Extracted records:
····················

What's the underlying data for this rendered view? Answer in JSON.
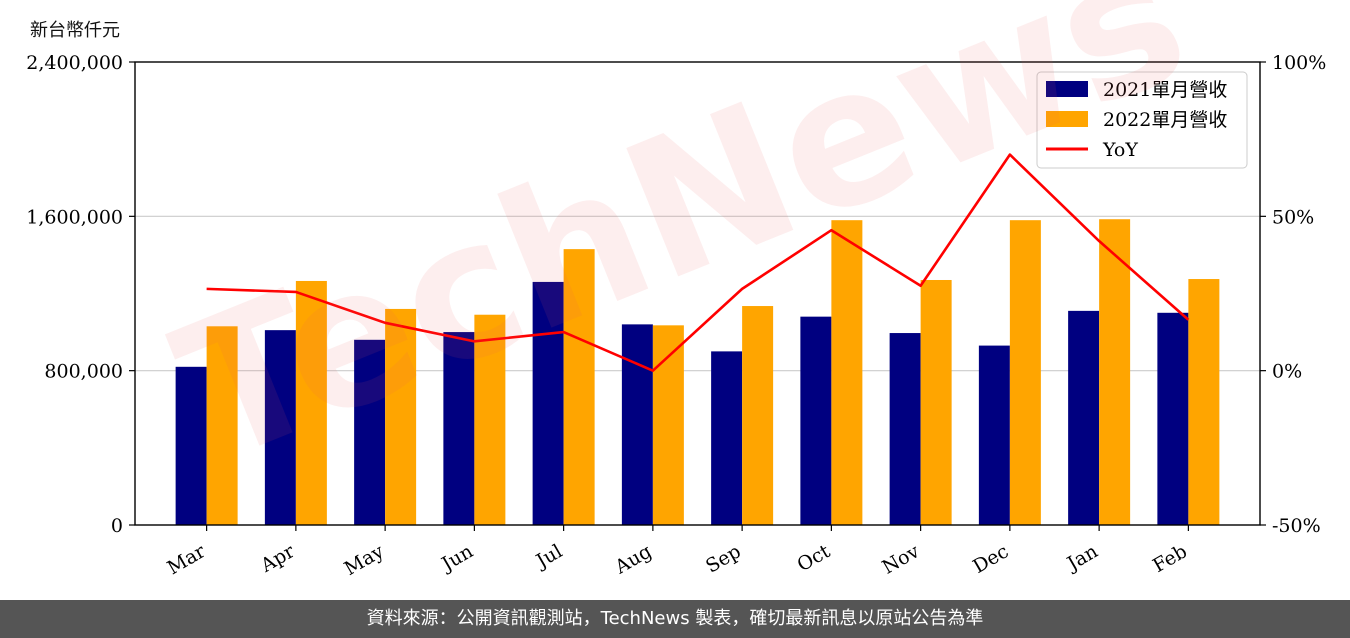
{
  "unit_label": "新台幣仟元",
  "watermark": "TechNews",
  "footer_text": "資料來源：公開資訊觀測站，TechNews 製表，確切最新訊息以原站公告為準",
  "colors": {
    "series_2021": "#000080",
    "series_2022": "#FFA500",
    "yoy": "#FF0000"
  },
  "chart_data": {
    "type": "bar",
    "categories": [
      "Mar",
      "Apr",
      "May",
      "Jun",
      "Jul",
      "Aug",
      "Sep",
      "Oct",
      "Nov",
      "Dec",
      "Jan",
      "Feb"
    ],
    "series": [
      {
        "name": "2021單月營收",
        "axis": "left",
        "values": [
          820000,
          1010000,
          960000,
          1000000,
          1260000,
          1040000,
          900000,
          1080000,
          995000,
          930000,
          1110000,
          1100000
        ]
      },
      {
        "name": "2022單月營收",
        "axis": "left",
        "values": [
          1030000,
          1265000,
          1120000,
          1090000,
          1430000,
          1035000,
          1135000,
          1580000,
          1270000,
          1580000,
          1585000,
          1275000
        ]
      },
      {
        "name": "YoY",
        "type": "line",
        "axis": "right",
        "values": [
          26.5,
          25.5,
          15.5,
          9.5,
          12.5,
          0,
          26.5,
          45.5,
          27.5,
          70,
          42,
          16.5
        ]
      }
    ],
    "ylim_left": [
      0,
      2400000
    ],
    "yticks_left": [
      "0",
      "800,000",
      "1,600,000",
      "2,400,000"
    ],
    "ylim_right": [
      -50,
      100
    ],
    "yticks_right": [
      "-50%",
      "0%",
      "50%",
      "100%"
    ],
    "grid": "horizontal",
    "legend_position": "top-right"
  }
}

····················

AIM: Transcribe every line from the records above without alteration, and leave out the images.

WORKED SOLUTION:
What's the underlying data for this rendered view? Answer in JSON.
{
  "unit_label": "新台幣仟元",
  "watermark": "TechNews",
  "footer_text": "資料來源：公開資訊觀測站，TechNews 製表，確切最新訊息以原站公告為準",
  "colors": {
    "series_2021": "#000080",
    "series_2022": "#FFA500",
    "yoy": "#FF0000"
  },
  "chart_data": {
    "type": "bar",
    "categories": [
      "Mar",
      "Apr",
      "May",
      "Jun",
      "Jul",
      "Aug",
      "Sep",
      "Oct",
      "Nov",
      "Dec",
      "Jan",
      "Feb"
    ],
    "series": [
      {
        "name": "2021單月營收",
        "axis": "left",
        "values": [
          820000,
          1010000,
          960000,
          1000000,
          1260000,
          1040000,
          900000,
          1080000,
          995000,
          930000,
          1110000,
          1100000
        ]
      },
      {
        "name": "2022單月營收",
        "axis": "left",
        "values": [
          1030000,
          1265000,
          1120000,
          1090000,
          1430000,
          1035000,
          1135000,
          1580000,
          1270000,
          1580000,
          1585000,
          1275000
        ]
      },
      {
        "name": "YoY",
        "type": "line",
        "axis": "right",
        "values": [
          26.5,
          25.5,
          15.5,
          9.5,
          12.5,
          0,
          26.5,
          45.5,
          27.5,
          70,
          42,
          16.5
        ]
      }
    ],
    "ylim_left": [
      0,
      2400000
    ],
    "yticks_left": [
      "0",
      "800,000",
      "1,600,000",
      "2,400,000"
    ],
    "ylim_right": [
      -50,
      100
    ],
    "yticks_right": [
      "-50%",
      "0%",
      "50%",
      "100%"
    ],
    "grid": "horizontal",
    "legend_position": "top-right"
  }
}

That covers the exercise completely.